[The request]:
Transcribe the whole listing without a single picture.

** start Data to process **

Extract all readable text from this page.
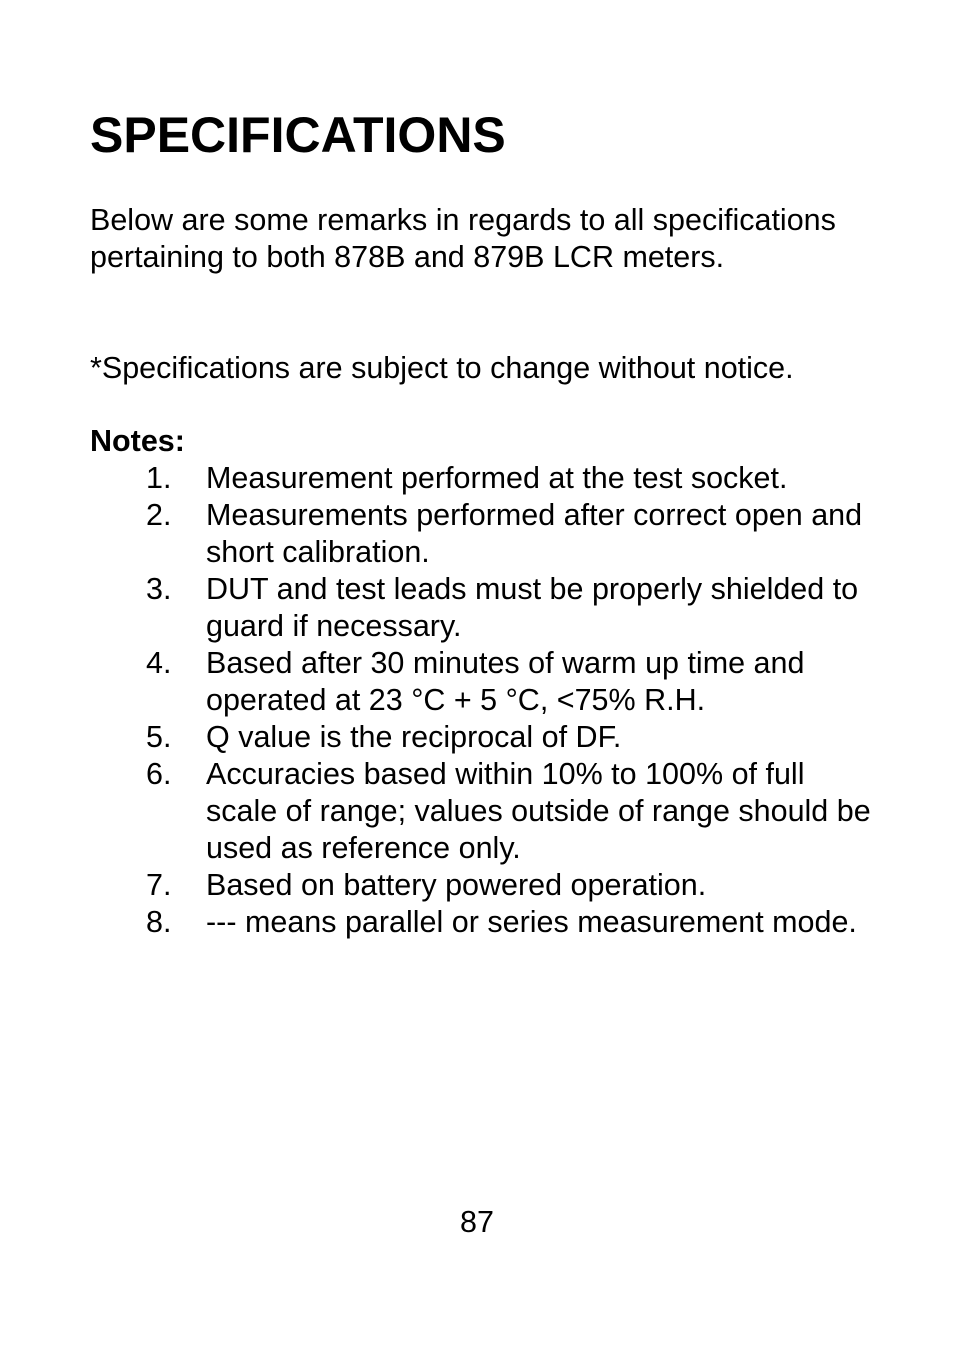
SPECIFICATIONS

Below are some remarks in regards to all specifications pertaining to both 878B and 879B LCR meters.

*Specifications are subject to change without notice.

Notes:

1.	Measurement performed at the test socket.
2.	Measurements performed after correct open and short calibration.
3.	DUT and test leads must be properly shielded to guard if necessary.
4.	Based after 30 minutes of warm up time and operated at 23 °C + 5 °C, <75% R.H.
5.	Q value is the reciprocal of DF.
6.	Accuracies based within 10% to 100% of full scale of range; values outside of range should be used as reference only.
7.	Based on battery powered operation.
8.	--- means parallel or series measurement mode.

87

** end Data to process **

[Problem solution]:
Extract all readable text from this page.
SPECIFICATIONS

Below are some remarks in regards to all specifications pertaining to both 878B and 879B LCR meters.

*Specifications are subject to change without notice.

Notes:

1.	Measurement performed at the test socket.
2.	Measurements performed after correct open and short calibration.
3.	DUT and test leads must be properly shielded to guard if necessary.
4.	Based after 30 minutes of warm up time and operated at 23 °C + 5 °C, <75% R.H.
5.	Q value is the reciprocal of DF.
6.	Accuracies based within 10% to 100% of full scale of range; values outside of range should be used as reference only.
7.	Based on battery powered operation.
8.	--- means parallel or series measurement mode.

87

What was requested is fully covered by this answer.